Consegne:
a: Elenca i trattamenti che, secondo il testo sulla medicina estetica, si possono combinare nel trattamento dell'aging del volto.
b: Riproduci fedelmente il passo del testo sulla medicina estetica che si apre con le parole contenenti "Il rapporto uomo" e termina con "invecchia più precocemente?".

Testo fornito:
▼▼▼
Nell’ambito della medicina estetica e nel trattamento dell’aging del volto i vari trattamenti non sono esclusivi. Si può ricorrere a più trattamenti insieme: ossigenoterapia, biostimolazione, filler, tossina botulinica, fili di trazione, a seconda della necessità. Il passare degli anni e l’invecchiamento riducono la sensibilità delle cellule verso l’ossigeno: le cellule dei nostri tessuti sono meno ossigenate e quindi invecchiano prima, si riduce il loro stato di salute. Questa tecnica consiste nell’iniettare ossigeno nel derma per rigenerare le cellule.
Quanto durano i risultati dei vari trattamenti?
Di durata si può parlare solo per i filler e il botulino. Perché tutte le altre tecniche di biostimolazione sono da considerare trattamenti che riducono i processi di invecchiamento e che migliorano lo stato della pelle, quindi non hanno una durata.
Un buon filler comincia a riassorbirsi dopo 6 mesi, tutto dipende dalle caratteristiche individuali e soprattutto dell’età del paziente. In una settantenne il riassorbimento è più rapido rispetto a quello di una cinquantenne, perché il substrato su cui l’acido ialuronico agisce è come una terra arida e secca, e per questo saranno necessari più richiami. Dovendo fare una media possiamo parlare di 6-8 mesi.
Per la tossina botulinica, dipende dai muscoli mimici e dall’età del paziente. Farmacologicamente l’azione di blocco della tossina botulinica sul muscolo dura 91 giorni poi pian piano si riduce. Prima di ripetere il trattamento è consigliabile far trascorrere 4 mesi nelle persone over 60 e 6 mesi in quelle più giovani.
Qual è la zona del viso che invecchia più velocemente?
Anche questo è soggettivo, cede molto il collo, il sottomento.
Quali sono gli interventi più richiesti dalle donne e quali dagli uomini?
Il rapporto uomo donna è di 1 a 10, ma qualche uomo più vanitoso esiste. L’uomo chiede la tossina botulinica per il terzo superiore del volto e, chi ha un volto scarno, richiede il rimpolpamento della regione zigomatica. Le donne chiedono tutto, ma non c’è ancora la consapevolezza culturale di iniziare precocemente per evitare di avere il peggio dopo. Gli interventi più richiesti sono: tossina botulinica e filler.
In quale stagione la pelle invecchia più precocemente?
In estate
Durante l’inverno gli sbalzi di temperatura, gli agenti atmosferici, lo smog aggrediscono l’epidermide. Dei buoni cosmetici possono aiutare?
Ovviamente una buona idratazione è alla base della prevenzione, ma i trattamenti devono essere personalizzati secondo il tipo di pelle. Una pelle grassa, acneica, con dermatite seborroica o dermatite atopica, richiede creme diverse da quelle per pelle secca, ma la finalità sarà sempre quella di fornire una buona idratazione. Si possono scegliere cosmetici conalfaidrossiacidi, retinoidi o altro, a seconda del tipo di pelle.
▲▲▲
Materiale estratto:
▼▼▼
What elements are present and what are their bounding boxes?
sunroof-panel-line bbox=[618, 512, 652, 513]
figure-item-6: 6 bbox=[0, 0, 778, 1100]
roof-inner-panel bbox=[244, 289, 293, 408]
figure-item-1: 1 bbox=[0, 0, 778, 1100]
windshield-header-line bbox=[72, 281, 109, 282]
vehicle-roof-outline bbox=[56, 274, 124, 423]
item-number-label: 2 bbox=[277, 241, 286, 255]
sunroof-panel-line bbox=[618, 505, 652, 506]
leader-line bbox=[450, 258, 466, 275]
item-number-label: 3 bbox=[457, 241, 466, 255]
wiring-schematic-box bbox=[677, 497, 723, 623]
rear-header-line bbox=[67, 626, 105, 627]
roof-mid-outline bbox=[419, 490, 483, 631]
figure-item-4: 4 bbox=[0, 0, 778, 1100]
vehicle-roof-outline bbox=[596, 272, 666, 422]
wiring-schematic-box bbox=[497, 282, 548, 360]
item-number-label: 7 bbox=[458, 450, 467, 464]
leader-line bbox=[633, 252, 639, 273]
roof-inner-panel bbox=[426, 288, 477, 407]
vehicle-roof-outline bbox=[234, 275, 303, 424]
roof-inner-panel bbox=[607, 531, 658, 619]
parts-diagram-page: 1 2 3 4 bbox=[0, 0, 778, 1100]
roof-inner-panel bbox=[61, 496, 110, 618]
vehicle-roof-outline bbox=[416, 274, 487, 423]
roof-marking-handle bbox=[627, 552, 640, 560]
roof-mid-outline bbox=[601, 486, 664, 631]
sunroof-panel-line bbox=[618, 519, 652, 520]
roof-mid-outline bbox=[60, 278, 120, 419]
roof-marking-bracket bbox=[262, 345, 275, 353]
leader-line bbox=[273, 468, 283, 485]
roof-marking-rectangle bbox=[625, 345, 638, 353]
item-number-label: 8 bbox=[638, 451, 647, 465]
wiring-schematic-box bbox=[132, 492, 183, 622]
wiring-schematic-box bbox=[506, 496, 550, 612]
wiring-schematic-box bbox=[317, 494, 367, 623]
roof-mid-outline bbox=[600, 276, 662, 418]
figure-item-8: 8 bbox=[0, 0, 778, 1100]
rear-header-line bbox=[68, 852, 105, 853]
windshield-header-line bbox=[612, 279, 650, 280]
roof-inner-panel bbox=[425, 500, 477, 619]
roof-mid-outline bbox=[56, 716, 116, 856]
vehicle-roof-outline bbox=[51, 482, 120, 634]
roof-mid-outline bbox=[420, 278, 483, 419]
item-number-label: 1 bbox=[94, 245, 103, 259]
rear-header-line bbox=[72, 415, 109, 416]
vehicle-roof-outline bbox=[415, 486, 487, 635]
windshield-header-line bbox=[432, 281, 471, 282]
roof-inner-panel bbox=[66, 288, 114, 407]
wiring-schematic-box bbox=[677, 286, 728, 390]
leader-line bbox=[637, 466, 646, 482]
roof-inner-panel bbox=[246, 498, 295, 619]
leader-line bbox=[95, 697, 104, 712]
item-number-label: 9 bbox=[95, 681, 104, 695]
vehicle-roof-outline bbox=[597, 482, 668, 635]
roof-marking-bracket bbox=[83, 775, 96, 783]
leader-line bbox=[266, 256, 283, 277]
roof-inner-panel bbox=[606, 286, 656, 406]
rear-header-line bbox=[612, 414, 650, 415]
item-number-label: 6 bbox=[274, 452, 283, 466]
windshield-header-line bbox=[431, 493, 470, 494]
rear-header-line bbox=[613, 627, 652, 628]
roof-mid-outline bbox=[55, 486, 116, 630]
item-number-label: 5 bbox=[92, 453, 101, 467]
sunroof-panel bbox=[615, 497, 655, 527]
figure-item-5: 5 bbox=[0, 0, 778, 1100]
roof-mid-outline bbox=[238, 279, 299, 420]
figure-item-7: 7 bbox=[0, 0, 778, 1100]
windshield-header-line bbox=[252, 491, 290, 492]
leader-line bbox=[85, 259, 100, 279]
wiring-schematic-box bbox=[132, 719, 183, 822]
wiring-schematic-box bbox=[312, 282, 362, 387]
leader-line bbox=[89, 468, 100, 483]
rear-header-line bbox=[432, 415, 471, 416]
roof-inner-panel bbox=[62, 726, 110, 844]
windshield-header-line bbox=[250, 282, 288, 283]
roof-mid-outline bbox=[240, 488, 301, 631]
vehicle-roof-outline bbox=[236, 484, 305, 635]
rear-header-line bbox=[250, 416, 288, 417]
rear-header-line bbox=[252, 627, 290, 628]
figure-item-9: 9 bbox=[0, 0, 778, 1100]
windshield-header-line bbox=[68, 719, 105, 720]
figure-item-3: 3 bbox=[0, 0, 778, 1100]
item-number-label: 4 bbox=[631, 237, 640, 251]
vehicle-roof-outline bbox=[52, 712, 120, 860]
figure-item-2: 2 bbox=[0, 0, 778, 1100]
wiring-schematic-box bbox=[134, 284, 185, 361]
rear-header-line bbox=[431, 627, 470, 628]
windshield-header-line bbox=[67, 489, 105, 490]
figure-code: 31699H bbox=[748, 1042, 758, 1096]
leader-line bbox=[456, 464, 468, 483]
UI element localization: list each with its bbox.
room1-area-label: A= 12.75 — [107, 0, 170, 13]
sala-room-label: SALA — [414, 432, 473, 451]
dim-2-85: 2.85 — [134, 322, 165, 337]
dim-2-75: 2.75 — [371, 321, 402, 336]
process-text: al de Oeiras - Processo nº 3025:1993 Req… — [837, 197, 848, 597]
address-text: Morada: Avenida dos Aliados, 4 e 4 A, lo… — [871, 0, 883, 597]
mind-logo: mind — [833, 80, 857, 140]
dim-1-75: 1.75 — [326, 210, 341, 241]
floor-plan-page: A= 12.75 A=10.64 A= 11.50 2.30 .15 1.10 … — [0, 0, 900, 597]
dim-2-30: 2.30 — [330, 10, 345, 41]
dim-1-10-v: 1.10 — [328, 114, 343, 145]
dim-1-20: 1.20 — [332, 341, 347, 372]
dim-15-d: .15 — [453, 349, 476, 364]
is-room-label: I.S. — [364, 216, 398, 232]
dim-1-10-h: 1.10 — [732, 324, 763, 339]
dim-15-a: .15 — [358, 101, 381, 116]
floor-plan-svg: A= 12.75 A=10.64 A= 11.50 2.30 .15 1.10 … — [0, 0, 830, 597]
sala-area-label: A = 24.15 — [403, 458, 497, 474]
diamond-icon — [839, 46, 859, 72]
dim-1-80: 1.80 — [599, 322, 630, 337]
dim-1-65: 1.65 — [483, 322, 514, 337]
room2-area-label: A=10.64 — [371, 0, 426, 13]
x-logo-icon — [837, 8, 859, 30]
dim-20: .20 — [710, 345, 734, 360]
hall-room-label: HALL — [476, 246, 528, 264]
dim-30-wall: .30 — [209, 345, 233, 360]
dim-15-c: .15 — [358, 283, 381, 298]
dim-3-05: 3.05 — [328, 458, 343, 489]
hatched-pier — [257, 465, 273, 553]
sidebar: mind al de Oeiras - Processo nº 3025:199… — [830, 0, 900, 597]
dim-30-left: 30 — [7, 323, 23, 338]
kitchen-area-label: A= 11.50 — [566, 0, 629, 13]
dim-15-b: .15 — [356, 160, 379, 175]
▲▲▲
Risultati per consegna:
a: ossigenoterapia, biostimolazione, filler, tossina botulinica, fili di trazione

b:
Il rapporto uomo donna è di 1 a 10, ma qualche uomo più vanitoso esiste. L’uomo chiede la tossina botulinica per il terzo superiore del volto e, chi ha un volto scarno, richiede il rimpolpamento della regione zigomatica. Le donne chiedono tutto, ma non c’è ancora la consapevolezza culturale di iniziare precocemente per evitare di avere il peggio dopo. Gli interventi più richiesti sono: tossina botulinica e filler.
In quale stagione la pelle invecchia più precocemente?